#### WHAT IS NEEDED:
Omit images. Retype all entries verbatim.

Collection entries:
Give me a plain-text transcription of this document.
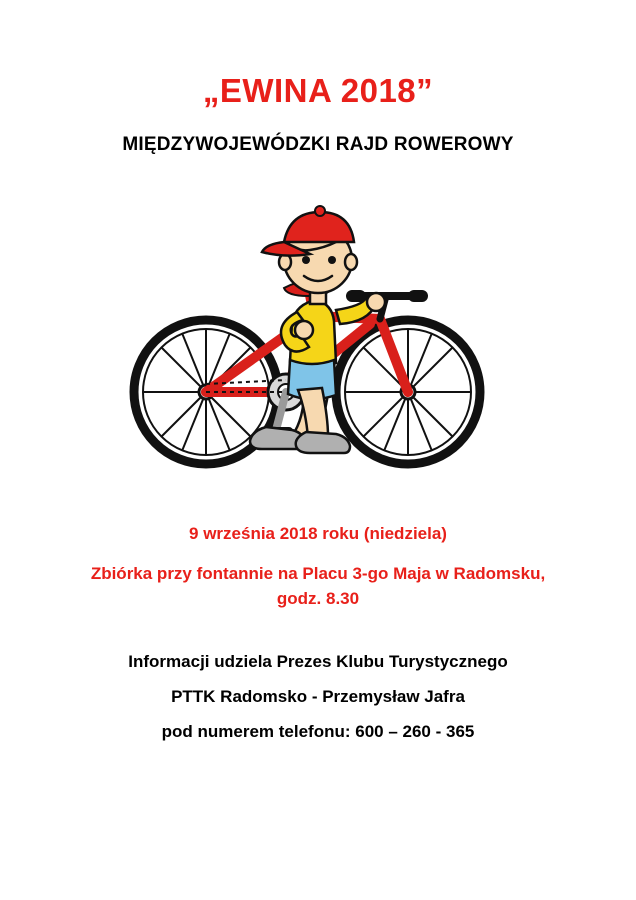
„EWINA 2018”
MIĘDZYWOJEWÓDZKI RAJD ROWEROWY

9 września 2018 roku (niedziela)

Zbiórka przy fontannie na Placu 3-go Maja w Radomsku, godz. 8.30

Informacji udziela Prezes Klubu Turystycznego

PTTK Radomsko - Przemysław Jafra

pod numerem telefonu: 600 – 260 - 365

#### OUTPUT FOR THIS EXERCISE:
Give me a plain-text transcription of this document.
„EWINA 2018”
MIĘDZYWOJEWÓDZKI RAJD ROWEROWY

9 września 2018 roku (niedziela)

Zbiórka przy fontannie na Placu 3-go Maja w Radomsku, godz. 8.30

Informacji udziela Prezes Klubu Turystycznego

PTTK Radomsko - Przemysław Jafra

pod numerem telefonu: 600 – 260 - 365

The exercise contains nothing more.